## REQUIRED WORK:
Below is some material; set it all down exactly, apart from the pictures.

-- TASK MATERIAL start --

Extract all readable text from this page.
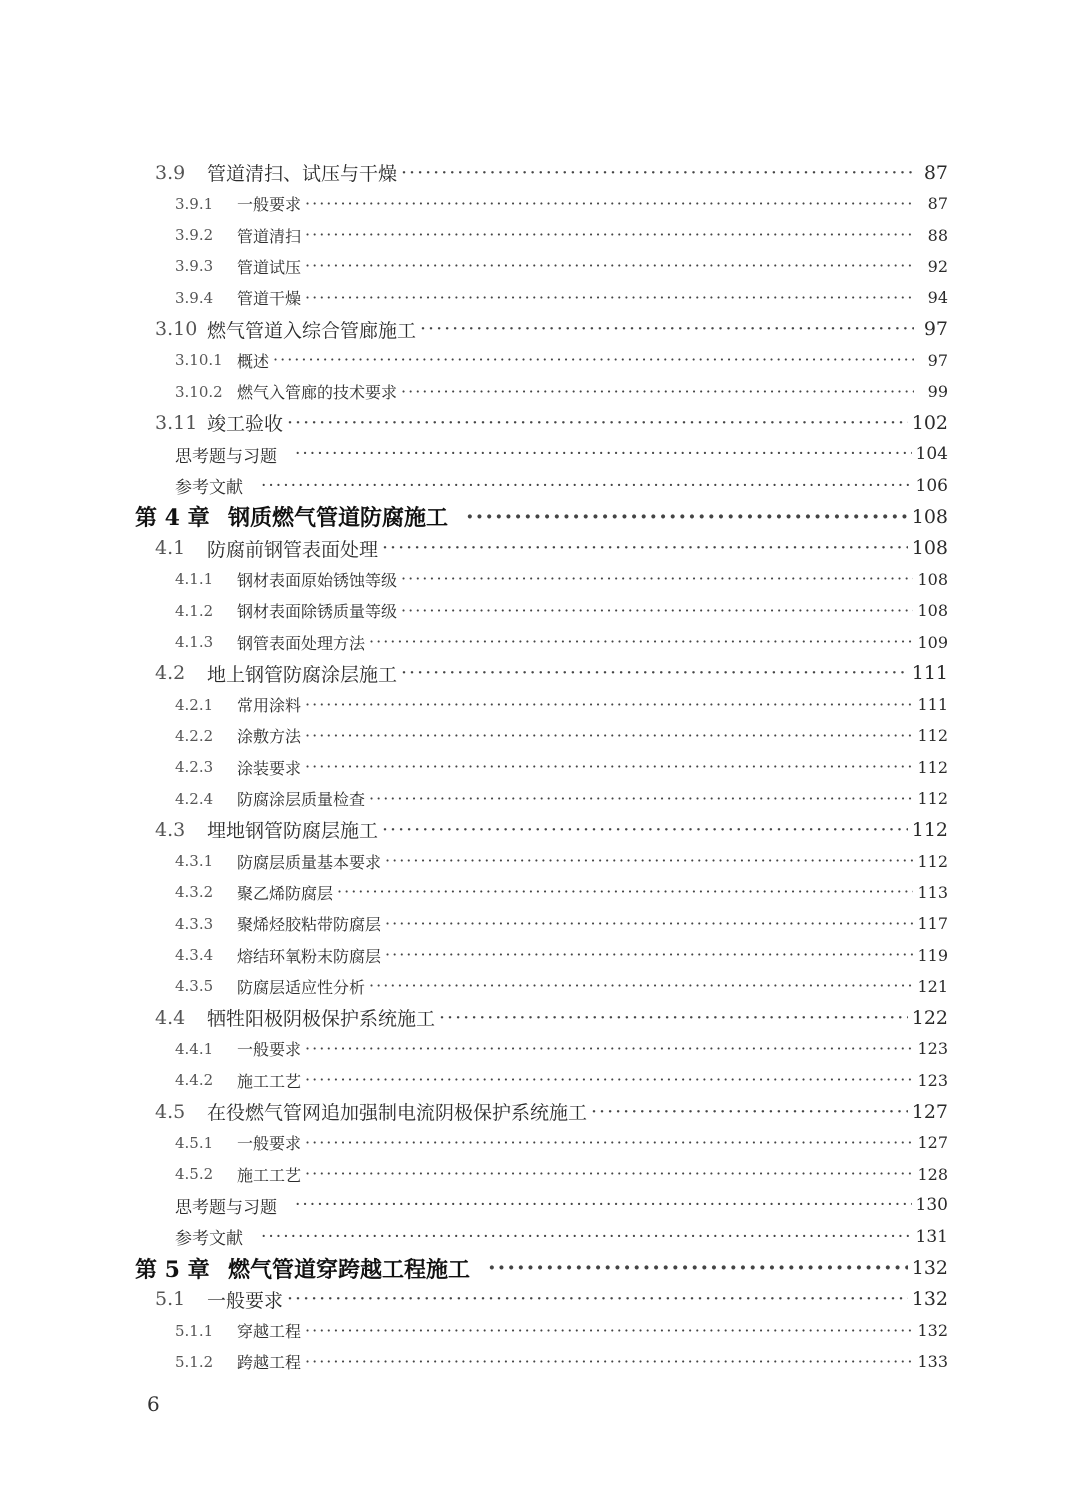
3.9	管道清扫、试压与干燥 ·····	87
3.9.1	一般要求 ·····	87
3.9.2	管道清扫 ·····	88
3.9.3	管道试压 ·····	92
3.9.4	管道干燥 ·····	94
3.10 燃气管道入综合管廊施工 ·····	97
3.10.1 概述 ·····	97
3.10.2 燃气入管廊的技术要求 ·····	99
3.11 竣工验收 ·····	102
思考题与习题 ·····	104
参考文献 ·····	106
第 4 章 钢质燃气管道防腐施工 ·····	108
4.1	防腐前钢管表面处理 ·····	108
4.1.1	钢材表面原始锈蚀等级 ·····	108
4.1.2	钢材表面除锈质量等级 ·····	108
4.1.3	钢管表面处理方法 ·····	109
4.2	地上钢管防腐涂层施工 ·····	111
4.2.1	常用涂料 ·····	111
4.2.2	涂敷方法 ·····	112
4.2.3	涂装要求 ·····	112
4.2.4	防腐涂层质量检查 ·····	112
4.3	埋地钢管防腐层施工 ·····	112
4.3.1	防腐层质量基本要求 ·····	112
4.3.2	聚乙烯防腐层 ·····	113
4.3.3	聚烯烃胶粘带防腐层 ·····	117
4.3.4	熔结环氧粉末防腐层 ·····	119
4.3.5	防腐层适应性分析 ·····	121
4.4	牺牲阳极阴极保护系统施工 ·····	122
4.4.1	一般要求 ·····	123
4.4.2	施工工艺 ·····	123
4.5	在役燃气管网追加强制电流阴极保护系统施工 ·····	127
4.5.1	一般要求 ·····	127
4.5.2	施工工艺 ·····	128
思考题与习题 ·····	130
参考文献 ·····	131
第 5 章 燃气管道穿跨越工程施工 ·····	132
5.1	一般要求 ·····	132
5.1.1	穿越工程 ·····	132
5.1.2	跨越工程 ·····	133
6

-- TASK MATERIAL end --

## WRITTEN SOLUTION:
Extract all readable text from this page.
3.9	管道清扫、试压与干燥 ·····	87
3.9.1	一般要求 ·····	87
3.9.2	管道清扫 ·····	88
3.9.3	管道试压 ·····	92
3.9.4	管道干燥 ·····	94
3.10 燃气管道入综合管廊施工 ·····	97
3.10.1 概述 ·····	97
3.10.2 燃气入管廊的技术要求 ·····	99
3.11 竣工验收 ·····	102
思考题与习题 ·····	104
参考文献 ·····	106
第 4 章 钢质燃气管道防腐施工 ·····	108
4.1	防腐前钢管表面处理 ·····	108
4.1.1	钢材表面原始锈蚀等级 ·····	108
4.1.2	钢材表面除锈质量等级 ·····	108
4.1.3	钢管表面处理方法 ·····	109
4.2	地上钢管防腐涂层施工 ·····	111
4.2.1	常用涂料 ·····	111
4.2.2	涂敷方法 ·····	112
4.2.3	涂装要求 ·····	112
4.2.4	防腐涂层质量检查 ·····	112
4.3	埋地钢管防腐层施工 ·····	112
4.3.1	防腐层质量基本要求 ·····	112
4.3.2	聚乙烯防腐层 ·····	113
4.3.3	聚烯烃胶粘带防腐层 ·····	117
4.3.4	熔结环氧粉末防腐层 ·····	119
4.3.5	防腐层适应性分析 ·····	121
4.4	牺牲阳极阴极保护系统施工 ·····	122
4.4.1	一般要求 ·····	123
4.4.2	施工工艺 ·····	123
4.5	在役燃气管网追加强制电流阴极保护系统施工 ·····	127
4.5.1	一般要求 ·····	127
4.5.2	施工工艺 ·····	128
思考题与习题 ·····	130
参考文献 ·····	131
第 5 章 燃气管道穿跨越工程施工 ·····	132
5.1	一般要求 ·····	132
5.1.1	穿越工程 ·····	132
5.1.2	跨越工程 ·····	133
6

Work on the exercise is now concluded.